Data section
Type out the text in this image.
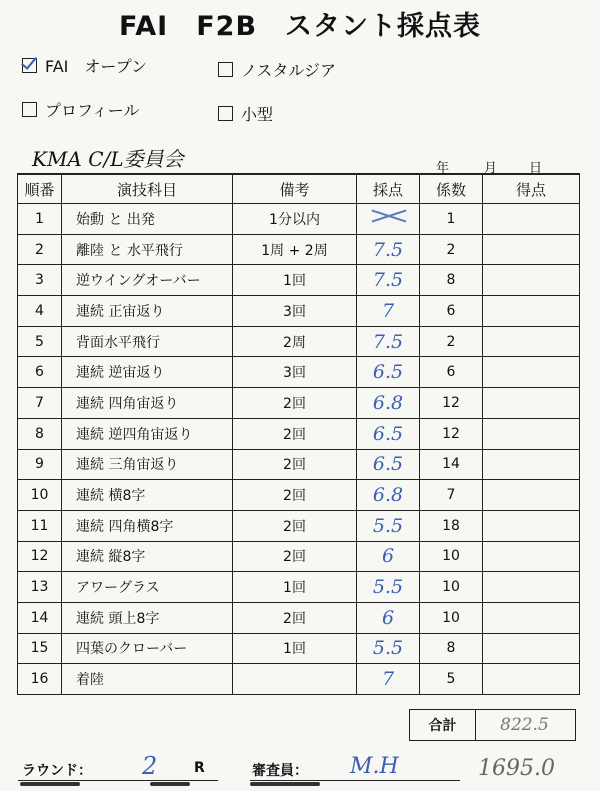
FAI　F2B　スタント採点表
FAI　オープン	ノスタルジア
プロフィール	小型
KMA C/L委員会	年	月 日
順番	演技科目	備考	採点	係数	得点
1	始動 と 出発	1分以内		1	
2	離陸 と 水平飛行	1周 + 2周	7.5	2	
3	逆ウイングオーバー	1回	7.5	8	
4	連続 正宙返り	3回	7	6	
5	背面水平飛行	2周	7.5	2	
6	連続 逆宙返り	3回	6.5	6	
7	連続 四角宙返り	2回	6.8	12	
8	連続 逆四角宙返り	2回	6.5	12	
9	連続 三角宙返り	2回	6.5	14	
10	連続 横8字	2回	6.8	7	
11	連続 四角横8字	2回	5.5	18	
12	連続 縦8字	2回	6	10	
13	アワーグラス	1回	5.5	10	
14	連続 頭上8字	2回	6	10	
15	四葉のクローバー	1回	5.5	8	
16	着陸		7	5	
合計	822.5
ラウンド： 2	R	審査員： M.H	1695.0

Exercise task
Print each record exactly as it stands, leaving the images out.

Completed task
Type out the text in this image.
FAI　F2B　スタント採点表
FAI　オープン	ノスタルジア
プロフィール	小型
KMA C/L委員会	年	月 日
順番	演技科目	備考	採点	係数	得点
1	始動 と 出発	1分以内		1	
2	離陸 と 水平飛行	1周 + 2周	7.5	2	
3	逆ウイングオーバー	1回	7.5	8	
4	連続 正宙返り	3回	7	6	
5	背面水平飛行	2周	7.5	2	
6	連続 逆宙返り	3回	6.5	6	
7	連続 四角宙返り	2回	6.8	12	
8	連続 逆四角宙返り	2回	6.5	12	
9	連続 三角宙返り	2回	6.5	14	
10	連続 横8字	2回	6.8	7	
11	連続 四角横8字	2回	5.5	18	
12	連続 縦8字	2回	6	10	
13	アワーグラス	1回	5.5	10	
14	連続 頭上8字	2回	6	10	
15	四葉のクローバー	1回	5.5	8	
16	着陸		7	5	
合計	822.5
ラウンド： 2	R	審査員： M.H	1695.0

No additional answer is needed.